# What is asked
Gather every line holding the string "Условно".

Stored data:
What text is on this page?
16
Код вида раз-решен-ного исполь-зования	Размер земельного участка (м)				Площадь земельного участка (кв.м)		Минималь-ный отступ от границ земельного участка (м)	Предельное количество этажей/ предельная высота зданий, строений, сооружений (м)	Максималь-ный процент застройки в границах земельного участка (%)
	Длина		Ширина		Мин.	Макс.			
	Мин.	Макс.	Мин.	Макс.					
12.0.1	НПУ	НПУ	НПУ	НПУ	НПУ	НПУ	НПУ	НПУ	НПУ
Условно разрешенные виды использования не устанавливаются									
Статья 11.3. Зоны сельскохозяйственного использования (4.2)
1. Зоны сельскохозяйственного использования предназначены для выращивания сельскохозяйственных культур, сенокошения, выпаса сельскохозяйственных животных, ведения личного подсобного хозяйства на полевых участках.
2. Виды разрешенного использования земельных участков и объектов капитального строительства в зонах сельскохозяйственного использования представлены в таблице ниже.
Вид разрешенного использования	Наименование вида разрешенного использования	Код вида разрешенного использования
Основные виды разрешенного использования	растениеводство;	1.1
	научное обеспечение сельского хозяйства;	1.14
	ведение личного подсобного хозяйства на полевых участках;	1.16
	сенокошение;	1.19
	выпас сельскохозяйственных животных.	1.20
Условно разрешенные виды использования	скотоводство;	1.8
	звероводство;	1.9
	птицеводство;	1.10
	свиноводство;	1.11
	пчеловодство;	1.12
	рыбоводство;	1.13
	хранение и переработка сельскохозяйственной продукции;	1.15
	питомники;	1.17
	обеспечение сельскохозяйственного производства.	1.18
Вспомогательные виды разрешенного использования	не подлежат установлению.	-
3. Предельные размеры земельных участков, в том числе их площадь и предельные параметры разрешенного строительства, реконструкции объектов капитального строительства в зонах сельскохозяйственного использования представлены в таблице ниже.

# Result below
Условно разрешенные виды использования не устанавливаются									
Условно разрешенные виды использования	скотоводство;	1.8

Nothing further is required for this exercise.